> [Task details]: Sort through the data and copy the lines holding the word "estimate".

> [Dataset excerpts]:
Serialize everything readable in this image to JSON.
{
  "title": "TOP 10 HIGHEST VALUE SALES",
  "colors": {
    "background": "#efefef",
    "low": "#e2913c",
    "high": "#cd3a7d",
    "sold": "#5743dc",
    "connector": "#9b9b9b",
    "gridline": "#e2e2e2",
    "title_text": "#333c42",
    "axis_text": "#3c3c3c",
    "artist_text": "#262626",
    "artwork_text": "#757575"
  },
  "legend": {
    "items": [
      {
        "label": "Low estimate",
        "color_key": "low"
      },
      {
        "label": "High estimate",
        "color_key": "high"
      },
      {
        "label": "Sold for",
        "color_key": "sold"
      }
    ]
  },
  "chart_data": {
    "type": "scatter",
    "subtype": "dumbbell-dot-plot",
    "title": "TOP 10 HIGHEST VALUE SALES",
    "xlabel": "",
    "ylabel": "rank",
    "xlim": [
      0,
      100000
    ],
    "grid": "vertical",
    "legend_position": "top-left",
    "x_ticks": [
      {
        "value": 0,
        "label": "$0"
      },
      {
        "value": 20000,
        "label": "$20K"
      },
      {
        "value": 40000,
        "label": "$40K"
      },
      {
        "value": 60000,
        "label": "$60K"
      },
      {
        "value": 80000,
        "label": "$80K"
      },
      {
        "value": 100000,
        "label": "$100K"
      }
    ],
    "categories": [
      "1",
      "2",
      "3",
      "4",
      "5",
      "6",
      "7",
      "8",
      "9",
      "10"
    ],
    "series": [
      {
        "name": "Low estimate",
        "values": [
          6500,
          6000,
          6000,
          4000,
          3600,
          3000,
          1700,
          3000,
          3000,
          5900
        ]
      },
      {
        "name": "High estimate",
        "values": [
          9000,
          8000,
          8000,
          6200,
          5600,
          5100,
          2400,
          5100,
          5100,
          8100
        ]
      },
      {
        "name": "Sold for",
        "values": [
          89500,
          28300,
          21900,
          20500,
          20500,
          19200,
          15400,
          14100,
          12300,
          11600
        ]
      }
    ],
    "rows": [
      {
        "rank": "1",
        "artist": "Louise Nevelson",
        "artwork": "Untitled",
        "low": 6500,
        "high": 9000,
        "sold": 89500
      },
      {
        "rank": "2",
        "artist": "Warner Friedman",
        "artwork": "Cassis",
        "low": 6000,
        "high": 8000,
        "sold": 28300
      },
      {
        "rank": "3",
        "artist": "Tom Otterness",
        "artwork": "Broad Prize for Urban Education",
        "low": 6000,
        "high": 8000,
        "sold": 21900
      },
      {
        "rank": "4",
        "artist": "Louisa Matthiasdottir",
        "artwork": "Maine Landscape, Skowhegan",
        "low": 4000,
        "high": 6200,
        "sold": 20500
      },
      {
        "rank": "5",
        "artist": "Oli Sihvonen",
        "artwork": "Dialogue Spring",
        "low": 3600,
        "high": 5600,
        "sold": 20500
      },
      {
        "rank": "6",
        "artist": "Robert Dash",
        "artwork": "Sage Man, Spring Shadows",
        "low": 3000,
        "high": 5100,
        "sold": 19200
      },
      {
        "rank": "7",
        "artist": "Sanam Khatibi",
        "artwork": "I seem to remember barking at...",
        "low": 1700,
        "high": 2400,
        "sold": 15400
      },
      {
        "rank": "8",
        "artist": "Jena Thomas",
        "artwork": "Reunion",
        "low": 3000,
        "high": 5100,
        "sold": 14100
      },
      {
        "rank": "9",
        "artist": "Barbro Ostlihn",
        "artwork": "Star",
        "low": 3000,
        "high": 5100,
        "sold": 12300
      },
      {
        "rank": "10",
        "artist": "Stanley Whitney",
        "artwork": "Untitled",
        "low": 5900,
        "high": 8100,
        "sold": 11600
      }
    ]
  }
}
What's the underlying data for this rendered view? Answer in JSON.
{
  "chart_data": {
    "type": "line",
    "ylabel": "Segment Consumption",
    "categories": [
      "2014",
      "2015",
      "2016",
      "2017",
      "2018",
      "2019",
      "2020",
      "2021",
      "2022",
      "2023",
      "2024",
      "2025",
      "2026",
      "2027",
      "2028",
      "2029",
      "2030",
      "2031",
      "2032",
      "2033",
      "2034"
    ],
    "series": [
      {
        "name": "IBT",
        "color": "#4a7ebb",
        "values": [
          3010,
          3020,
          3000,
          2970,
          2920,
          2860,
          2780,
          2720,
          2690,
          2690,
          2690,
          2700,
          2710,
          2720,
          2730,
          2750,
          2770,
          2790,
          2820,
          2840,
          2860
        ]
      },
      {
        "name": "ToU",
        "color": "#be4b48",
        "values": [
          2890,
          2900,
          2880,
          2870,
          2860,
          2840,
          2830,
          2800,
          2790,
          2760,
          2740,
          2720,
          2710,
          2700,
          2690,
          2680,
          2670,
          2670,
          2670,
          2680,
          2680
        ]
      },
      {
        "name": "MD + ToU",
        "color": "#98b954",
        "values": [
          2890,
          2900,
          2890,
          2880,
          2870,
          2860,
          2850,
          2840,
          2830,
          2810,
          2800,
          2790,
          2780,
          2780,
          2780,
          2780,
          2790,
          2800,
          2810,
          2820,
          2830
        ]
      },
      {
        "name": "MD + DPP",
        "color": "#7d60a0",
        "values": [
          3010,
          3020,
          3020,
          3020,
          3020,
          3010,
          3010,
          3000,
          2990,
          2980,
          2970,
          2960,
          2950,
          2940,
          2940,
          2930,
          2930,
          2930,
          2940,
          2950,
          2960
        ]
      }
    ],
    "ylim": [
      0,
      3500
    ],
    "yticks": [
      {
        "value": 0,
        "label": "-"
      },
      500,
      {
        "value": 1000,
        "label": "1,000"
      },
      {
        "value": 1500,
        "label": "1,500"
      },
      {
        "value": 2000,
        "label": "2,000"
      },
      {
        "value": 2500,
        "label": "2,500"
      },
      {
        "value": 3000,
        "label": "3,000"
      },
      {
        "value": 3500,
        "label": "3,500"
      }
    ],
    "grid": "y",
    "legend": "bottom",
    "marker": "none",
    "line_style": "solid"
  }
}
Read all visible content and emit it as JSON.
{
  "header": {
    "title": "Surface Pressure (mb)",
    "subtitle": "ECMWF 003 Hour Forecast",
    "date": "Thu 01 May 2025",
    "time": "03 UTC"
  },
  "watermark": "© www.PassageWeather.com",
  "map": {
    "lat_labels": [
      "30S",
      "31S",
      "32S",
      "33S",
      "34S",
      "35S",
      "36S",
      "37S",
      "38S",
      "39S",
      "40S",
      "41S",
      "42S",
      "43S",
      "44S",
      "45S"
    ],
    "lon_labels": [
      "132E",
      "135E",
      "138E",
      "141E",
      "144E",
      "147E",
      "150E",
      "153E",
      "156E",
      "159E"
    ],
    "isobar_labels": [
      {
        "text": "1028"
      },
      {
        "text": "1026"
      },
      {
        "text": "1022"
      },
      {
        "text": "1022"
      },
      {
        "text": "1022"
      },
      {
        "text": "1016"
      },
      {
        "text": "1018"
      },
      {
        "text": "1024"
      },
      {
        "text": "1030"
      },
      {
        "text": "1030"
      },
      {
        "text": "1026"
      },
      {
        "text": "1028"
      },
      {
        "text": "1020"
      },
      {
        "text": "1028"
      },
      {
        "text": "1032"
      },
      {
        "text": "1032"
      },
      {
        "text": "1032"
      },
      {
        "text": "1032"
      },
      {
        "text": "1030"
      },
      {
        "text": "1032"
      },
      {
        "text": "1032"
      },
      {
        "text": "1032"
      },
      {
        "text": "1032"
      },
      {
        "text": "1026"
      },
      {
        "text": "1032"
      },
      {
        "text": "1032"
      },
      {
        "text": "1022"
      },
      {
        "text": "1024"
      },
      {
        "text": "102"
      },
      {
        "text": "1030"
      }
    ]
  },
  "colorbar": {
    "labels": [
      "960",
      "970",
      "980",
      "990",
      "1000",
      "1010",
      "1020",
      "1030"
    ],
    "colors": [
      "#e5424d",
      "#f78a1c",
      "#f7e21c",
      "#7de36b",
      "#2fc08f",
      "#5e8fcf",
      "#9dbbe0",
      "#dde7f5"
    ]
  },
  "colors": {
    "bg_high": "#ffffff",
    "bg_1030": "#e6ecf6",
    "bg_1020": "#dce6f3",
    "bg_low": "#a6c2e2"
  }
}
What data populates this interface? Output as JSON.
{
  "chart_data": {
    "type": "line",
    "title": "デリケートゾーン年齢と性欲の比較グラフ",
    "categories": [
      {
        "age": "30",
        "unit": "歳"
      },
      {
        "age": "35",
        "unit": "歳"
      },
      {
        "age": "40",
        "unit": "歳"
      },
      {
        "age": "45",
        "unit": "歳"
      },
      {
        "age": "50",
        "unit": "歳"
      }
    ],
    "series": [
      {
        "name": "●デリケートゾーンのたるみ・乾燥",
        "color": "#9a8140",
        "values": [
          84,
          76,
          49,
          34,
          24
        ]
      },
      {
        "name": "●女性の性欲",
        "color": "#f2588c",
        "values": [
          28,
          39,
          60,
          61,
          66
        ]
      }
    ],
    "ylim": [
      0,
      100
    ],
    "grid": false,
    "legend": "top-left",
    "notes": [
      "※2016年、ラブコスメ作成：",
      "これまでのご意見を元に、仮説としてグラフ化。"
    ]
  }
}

> [Exercise answer]:
        "label": "Low estimate",
        "label": "High estimate",
        "name": "Low estimate",
        "name": "High estimate",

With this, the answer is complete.